--- START OF Data supplied ---

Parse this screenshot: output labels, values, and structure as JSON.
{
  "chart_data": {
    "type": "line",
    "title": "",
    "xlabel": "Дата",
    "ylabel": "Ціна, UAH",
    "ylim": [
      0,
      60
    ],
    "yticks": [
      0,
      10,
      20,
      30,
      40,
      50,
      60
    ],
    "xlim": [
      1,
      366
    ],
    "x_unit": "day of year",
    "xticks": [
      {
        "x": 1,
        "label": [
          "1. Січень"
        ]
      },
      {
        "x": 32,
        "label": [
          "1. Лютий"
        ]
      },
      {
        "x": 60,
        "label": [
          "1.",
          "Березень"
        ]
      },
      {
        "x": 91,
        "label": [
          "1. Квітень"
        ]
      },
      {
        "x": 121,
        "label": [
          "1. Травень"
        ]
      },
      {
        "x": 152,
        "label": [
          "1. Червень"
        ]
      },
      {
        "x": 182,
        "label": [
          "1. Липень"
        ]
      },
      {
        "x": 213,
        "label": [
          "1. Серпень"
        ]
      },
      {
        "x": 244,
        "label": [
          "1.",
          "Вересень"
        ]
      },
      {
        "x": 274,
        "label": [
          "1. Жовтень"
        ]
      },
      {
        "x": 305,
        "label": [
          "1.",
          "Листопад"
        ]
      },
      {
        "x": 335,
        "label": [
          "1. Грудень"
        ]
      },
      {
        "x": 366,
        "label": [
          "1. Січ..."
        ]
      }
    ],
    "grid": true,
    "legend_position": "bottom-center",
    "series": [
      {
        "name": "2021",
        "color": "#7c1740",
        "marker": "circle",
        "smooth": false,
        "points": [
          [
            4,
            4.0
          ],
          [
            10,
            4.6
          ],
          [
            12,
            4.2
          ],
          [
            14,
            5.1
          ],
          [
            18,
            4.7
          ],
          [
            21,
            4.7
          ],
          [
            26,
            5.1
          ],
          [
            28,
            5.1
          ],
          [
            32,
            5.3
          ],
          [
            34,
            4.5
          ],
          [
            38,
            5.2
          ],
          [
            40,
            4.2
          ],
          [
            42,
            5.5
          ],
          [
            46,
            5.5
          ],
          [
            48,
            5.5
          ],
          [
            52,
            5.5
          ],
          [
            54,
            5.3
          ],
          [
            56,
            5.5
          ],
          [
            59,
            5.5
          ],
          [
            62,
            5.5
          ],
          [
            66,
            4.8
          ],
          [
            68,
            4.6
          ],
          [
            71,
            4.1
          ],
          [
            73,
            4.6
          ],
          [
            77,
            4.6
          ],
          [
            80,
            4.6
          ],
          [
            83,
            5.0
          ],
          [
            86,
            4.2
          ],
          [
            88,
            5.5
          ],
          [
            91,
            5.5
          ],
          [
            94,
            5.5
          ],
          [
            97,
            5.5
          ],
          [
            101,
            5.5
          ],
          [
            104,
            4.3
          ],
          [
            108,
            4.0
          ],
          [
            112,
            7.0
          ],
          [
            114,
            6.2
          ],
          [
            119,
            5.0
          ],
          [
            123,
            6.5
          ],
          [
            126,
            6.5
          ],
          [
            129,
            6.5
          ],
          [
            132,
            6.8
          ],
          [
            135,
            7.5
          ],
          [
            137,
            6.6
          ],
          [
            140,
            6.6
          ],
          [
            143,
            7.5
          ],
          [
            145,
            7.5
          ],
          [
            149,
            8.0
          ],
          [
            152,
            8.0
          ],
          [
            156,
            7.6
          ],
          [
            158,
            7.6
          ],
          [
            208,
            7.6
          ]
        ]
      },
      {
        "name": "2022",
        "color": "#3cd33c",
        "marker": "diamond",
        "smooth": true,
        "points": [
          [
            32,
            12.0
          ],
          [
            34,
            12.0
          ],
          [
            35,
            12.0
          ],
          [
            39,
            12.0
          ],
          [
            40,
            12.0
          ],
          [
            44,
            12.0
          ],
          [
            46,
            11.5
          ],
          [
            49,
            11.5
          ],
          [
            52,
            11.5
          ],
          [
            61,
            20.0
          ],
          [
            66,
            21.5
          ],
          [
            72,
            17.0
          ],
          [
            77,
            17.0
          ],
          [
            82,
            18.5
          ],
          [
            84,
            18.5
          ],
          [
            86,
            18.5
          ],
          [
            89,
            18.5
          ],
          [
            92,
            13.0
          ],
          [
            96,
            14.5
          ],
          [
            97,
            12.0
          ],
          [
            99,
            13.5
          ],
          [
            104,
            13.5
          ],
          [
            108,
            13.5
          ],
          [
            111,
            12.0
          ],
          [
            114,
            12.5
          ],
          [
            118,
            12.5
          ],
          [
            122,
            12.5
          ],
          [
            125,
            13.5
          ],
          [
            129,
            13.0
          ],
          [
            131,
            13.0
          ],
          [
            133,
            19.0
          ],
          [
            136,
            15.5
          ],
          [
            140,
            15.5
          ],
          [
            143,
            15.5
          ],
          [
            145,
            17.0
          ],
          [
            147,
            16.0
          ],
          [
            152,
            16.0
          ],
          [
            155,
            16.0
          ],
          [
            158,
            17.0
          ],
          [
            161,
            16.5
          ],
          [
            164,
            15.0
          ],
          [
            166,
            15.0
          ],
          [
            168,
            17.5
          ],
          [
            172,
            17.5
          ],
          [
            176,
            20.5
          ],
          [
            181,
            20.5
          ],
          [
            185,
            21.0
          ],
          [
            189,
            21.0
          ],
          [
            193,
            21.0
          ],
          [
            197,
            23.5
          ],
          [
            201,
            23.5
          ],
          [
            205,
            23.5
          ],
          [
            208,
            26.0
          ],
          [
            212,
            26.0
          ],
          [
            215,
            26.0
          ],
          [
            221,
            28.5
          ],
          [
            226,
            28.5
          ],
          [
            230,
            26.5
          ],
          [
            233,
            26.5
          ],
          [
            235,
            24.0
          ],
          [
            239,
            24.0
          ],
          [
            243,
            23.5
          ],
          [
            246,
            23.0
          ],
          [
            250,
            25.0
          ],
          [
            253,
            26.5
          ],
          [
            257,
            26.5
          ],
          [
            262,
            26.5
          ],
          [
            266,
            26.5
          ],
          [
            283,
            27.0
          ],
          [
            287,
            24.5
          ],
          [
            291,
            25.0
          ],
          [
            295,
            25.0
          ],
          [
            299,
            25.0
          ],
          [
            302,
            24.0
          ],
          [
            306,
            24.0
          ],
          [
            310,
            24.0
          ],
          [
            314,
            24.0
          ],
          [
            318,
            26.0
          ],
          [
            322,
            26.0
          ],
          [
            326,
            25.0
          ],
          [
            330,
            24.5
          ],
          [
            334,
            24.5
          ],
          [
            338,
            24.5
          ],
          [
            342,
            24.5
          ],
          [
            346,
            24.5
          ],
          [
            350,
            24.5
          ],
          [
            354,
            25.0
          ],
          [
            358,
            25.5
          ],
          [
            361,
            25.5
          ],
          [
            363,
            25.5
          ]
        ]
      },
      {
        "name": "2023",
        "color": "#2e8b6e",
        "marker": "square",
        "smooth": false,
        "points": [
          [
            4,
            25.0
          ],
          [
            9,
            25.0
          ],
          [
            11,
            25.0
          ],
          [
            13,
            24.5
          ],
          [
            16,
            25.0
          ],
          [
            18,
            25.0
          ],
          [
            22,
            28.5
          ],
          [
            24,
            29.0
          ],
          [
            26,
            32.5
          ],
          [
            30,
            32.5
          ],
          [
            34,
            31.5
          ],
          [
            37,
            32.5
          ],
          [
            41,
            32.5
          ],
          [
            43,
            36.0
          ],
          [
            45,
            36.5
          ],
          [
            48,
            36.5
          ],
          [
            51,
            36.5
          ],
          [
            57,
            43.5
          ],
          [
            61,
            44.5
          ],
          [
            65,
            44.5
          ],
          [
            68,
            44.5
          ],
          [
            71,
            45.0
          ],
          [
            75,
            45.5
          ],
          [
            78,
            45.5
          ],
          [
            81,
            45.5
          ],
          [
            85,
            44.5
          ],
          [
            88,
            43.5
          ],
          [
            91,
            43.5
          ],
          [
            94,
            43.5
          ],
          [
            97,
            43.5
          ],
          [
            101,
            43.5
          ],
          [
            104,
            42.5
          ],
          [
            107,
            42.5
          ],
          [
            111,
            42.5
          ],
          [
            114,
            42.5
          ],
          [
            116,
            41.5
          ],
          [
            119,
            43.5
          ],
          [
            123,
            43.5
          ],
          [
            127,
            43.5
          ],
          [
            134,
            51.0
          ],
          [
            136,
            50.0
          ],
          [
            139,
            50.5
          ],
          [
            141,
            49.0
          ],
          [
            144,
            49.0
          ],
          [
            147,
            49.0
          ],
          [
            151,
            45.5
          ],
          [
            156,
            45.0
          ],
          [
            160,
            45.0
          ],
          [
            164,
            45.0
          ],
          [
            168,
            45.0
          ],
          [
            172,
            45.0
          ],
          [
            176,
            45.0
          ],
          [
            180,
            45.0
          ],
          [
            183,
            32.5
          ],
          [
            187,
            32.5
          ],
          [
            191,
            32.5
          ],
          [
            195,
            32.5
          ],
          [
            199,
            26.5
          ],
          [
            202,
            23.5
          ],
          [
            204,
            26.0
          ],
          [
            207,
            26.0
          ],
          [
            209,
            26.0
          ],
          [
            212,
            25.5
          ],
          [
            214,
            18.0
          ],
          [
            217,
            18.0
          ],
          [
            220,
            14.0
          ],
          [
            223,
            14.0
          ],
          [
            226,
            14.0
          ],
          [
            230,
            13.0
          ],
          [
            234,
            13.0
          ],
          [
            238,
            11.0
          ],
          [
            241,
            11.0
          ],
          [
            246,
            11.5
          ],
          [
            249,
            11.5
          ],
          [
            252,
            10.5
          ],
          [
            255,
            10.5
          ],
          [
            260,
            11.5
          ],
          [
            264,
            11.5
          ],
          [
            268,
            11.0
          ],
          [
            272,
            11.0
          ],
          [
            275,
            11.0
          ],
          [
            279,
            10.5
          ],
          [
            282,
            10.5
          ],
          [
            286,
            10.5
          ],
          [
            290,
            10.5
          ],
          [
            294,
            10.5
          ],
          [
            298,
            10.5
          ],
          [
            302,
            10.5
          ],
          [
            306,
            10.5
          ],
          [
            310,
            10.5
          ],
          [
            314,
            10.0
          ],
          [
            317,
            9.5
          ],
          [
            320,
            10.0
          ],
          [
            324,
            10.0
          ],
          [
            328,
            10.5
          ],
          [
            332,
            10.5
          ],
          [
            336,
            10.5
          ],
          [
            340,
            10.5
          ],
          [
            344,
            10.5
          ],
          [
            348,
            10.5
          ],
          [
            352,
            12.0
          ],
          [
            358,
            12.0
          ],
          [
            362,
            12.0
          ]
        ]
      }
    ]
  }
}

--- END OF Data supplied ---

Show the lines of the data that hold the word "color".

Full solution =>
        "color": "#7c1740",
        "color": "#3cd33c",
        "color": "#2e8b6e",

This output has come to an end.